Gather all lines with "умение" from the records.

[Figure dataset records]
--------------------

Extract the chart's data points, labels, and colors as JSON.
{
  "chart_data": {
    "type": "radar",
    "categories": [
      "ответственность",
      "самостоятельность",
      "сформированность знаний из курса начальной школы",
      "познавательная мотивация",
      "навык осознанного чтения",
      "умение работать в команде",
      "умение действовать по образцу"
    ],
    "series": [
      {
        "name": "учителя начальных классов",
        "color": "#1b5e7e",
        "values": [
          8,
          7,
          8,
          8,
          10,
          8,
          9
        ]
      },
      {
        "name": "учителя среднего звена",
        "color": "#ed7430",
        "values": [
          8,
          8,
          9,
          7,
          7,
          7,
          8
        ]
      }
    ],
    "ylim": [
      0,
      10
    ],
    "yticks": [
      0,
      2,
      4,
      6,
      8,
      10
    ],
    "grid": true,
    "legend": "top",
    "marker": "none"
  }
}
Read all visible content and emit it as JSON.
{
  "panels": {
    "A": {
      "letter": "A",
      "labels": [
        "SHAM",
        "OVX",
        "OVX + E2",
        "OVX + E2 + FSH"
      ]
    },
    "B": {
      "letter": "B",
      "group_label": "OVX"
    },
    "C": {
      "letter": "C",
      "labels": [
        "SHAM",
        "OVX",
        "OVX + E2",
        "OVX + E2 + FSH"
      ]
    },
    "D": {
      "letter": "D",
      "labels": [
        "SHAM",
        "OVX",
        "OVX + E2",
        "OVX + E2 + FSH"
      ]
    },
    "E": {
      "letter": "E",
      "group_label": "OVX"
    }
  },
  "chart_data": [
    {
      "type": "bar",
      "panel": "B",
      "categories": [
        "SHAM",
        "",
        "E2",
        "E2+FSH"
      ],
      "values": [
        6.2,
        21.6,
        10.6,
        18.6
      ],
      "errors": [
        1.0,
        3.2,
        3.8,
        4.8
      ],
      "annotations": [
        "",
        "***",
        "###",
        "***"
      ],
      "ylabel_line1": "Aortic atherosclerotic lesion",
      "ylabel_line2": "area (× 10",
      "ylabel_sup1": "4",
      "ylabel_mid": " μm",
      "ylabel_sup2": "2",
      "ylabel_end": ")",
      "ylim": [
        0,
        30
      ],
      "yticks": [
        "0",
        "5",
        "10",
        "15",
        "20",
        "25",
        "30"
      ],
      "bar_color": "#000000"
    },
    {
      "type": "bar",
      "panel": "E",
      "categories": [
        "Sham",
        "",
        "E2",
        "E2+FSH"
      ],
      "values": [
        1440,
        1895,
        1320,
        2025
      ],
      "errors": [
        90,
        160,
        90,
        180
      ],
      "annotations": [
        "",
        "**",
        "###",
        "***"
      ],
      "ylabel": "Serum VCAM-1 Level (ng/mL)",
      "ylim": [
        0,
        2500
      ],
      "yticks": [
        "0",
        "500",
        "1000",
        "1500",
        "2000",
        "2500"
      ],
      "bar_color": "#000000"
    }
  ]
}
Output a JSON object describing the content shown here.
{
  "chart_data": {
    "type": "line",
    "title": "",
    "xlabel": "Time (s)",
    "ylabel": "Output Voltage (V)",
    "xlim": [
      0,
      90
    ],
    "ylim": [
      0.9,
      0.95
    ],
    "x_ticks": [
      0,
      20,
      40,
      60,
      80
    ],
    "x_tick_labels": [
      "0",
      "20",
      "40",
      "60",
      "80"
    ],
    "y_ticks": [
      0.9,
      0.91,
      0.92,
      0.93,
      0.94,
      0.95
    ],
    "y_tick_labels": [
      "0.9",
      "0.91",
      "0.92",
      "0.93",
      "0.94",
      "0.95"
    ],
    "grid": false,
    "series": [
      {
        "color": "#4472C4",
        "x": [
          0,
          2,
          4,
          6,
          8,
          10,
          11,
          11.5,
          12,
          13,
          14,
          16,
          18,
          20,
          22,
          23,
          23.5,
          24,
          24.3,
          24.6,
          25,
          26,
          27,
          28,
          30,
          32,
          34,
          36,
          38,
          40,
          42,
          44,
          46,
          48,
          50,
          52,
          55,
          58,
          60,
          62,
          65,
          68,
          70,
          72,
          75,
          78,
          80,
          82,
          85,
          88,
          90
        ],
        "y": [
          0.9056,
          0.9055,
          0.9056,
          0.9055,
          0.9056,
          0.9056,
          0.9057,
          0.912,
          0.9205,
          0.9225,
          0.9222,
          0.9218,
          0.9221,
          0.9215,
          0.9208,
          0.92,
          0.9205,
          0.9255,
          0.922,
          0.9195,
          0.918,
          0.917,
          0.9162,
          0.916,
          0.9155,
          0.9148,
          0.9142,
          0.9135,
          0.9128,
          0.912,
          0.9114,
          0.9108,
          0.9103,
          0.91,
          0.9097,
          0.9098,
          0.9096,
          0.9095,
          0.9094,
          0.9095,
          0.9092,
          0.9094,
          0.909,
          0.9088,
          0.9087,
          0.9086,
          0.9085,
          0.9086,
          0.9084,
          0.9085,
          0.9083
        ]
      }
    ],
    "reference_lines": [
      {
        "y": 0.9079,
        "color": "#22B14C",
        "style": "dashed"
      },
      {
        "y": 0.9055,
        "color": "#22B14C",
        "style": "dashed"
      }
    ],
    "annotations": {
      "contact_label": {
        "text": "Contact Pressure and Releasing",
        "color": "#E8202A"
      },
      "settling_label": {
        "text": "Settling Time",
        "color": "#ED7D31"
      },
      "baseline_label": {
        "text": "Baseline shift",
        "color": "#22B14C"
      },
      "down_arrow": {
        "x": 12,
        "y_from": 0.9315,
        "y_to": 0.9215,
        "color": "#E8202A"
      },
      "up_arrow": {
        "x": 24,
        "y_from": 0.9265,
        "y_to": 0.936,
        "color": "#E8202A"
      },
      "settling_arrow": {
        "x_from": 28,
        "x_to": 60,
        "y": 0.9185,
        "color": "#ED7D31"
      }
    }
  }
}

--------------------

THE OUTPUT:
      "умение работать в команде",
      "умение действовать по образцу"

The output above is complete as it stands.